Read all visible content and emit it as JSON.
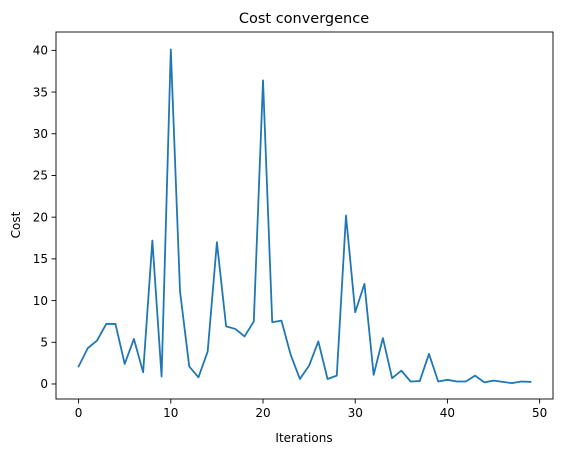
{
  "chart_data": {
    "type": "line",
    "title": "Cost convergence",
    "xlabel": "Iterations",
    "ylabel": "Cost",
    "xlim": [
      -2.45,
      51.45
    ],
    "ylim": [
      -1.8,
      42.2
    ],
    "xticks": [
      0,
      10,
      20,
      30,
      40,
      50
    ],
    "yticks": [
      0,
      5,
      10,
      15,
      20,
      25,
      30,
      35,
      40
    ],
    "grid": false,
    "legend": "none",
    "series_color": "#1f77b4",
    "series": [
      {
        "x": [
          0,
          1,
          2,
          3,
          4,
          5,
          6,
          7,
          8,
          9,
          10,
          11,
          12,
          13,
          14,
          15,
          16,
          17,
          18,
          19,
          20,
          21,
          22,
          23,
          24,
          25,
          26,
          27,
          28,
          29,
          30,
          31,
          32,
          33,
          34,
          35,
          36,
          37,
          38,
          39,
          40,
          41,
          42,
          43,
          44,
          45,
          46,
          47,
          48,
          49
        ],
        "values": [
          2.1,
          4.3,
          5.2,
          7.2,
          7.2,
          2.4,
          5.4,
          1.4,
          17.2,
          0.9,
          40.1,
          11.1,
          2.1,
          0.8,
          3.9,
          17.0,
          6.9,
          6.6,
          5.7,
          7.5,
          36.4,
          7.4,
          7.6,
          3.5,
          0.6,
          2.2,
          5.1,
          0.6,
          1.0,
          20.2,
          8.6,
          12.0,
          1.1,
          5.5,
          0.7,
          1.6,
          0.3,
          0.35,
          3.6,
          0.3,
          0.5,
          0.3,
          0.3,
          1.0,
          0.2,
          0.4,
          0.25,
          0.1,
          0.3,
          0.25
        ]
      }
    ]
  }
}
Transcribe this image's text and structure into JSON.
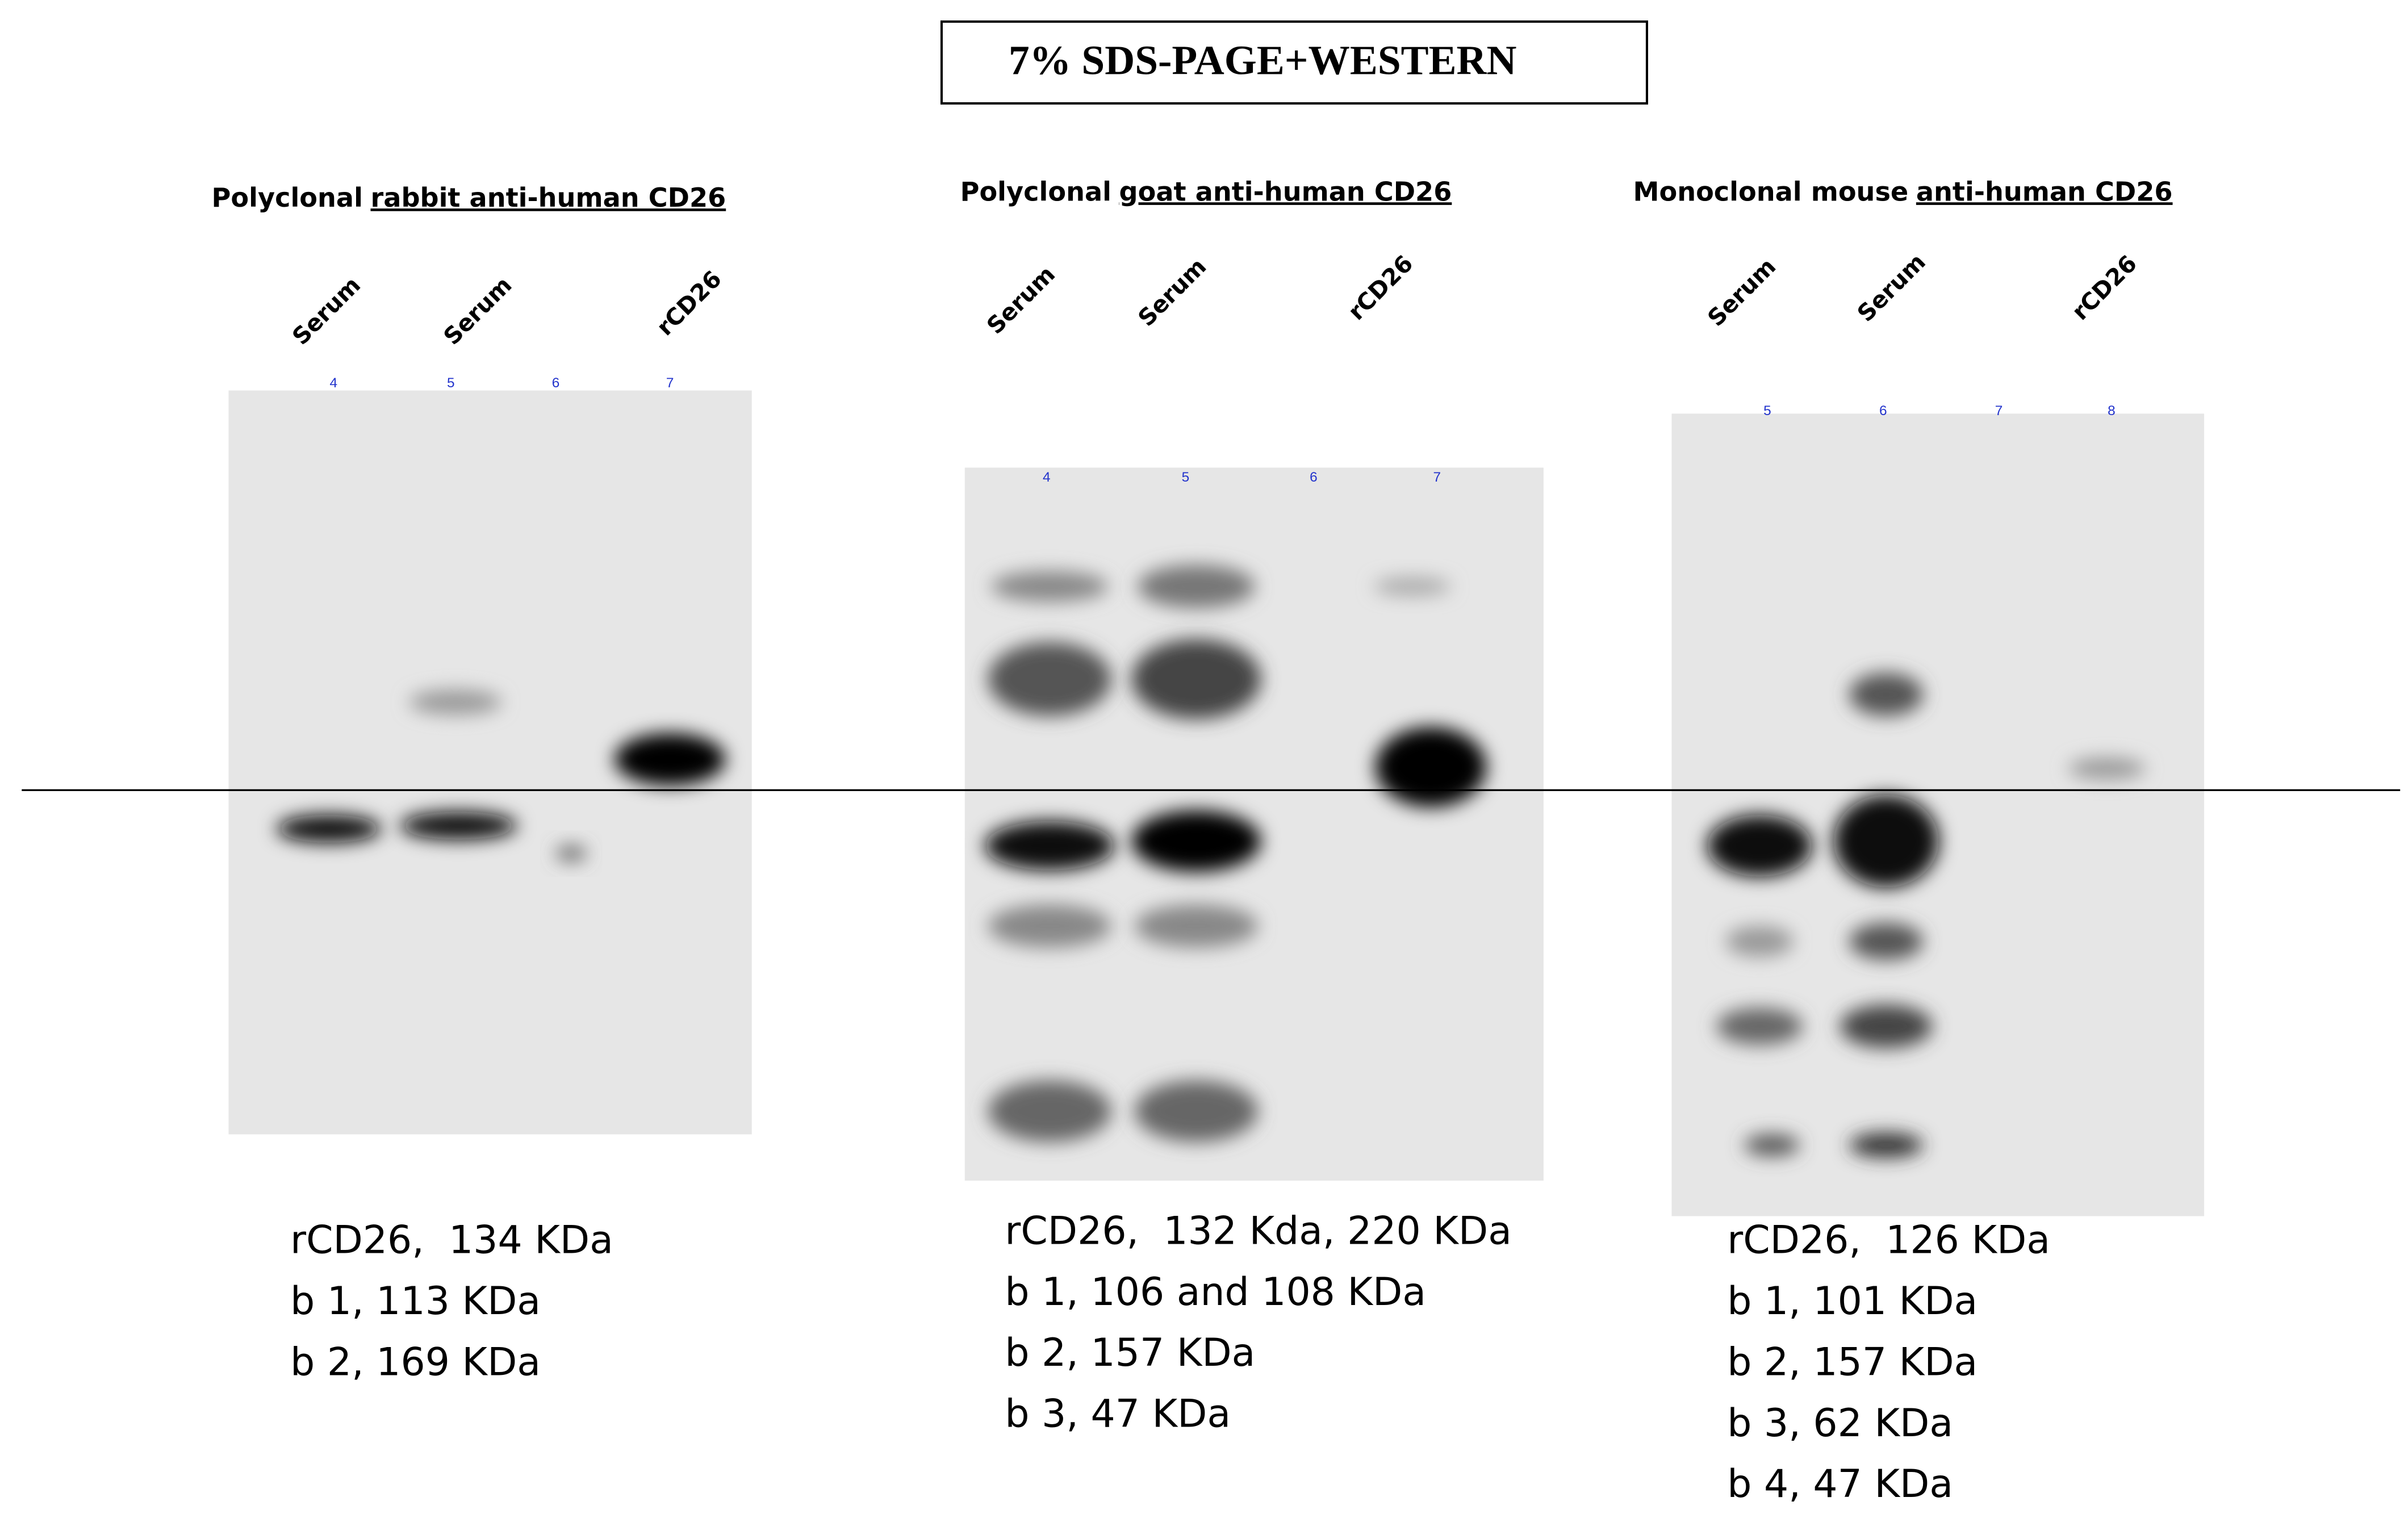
^^^^^^^^
_Given request:_ Using the records above, gather all lines where the string "JSON" is present.

_Result for this task:_
Read all visible content and emit it as JSON.
Transcribe this image's text and structure into JSON.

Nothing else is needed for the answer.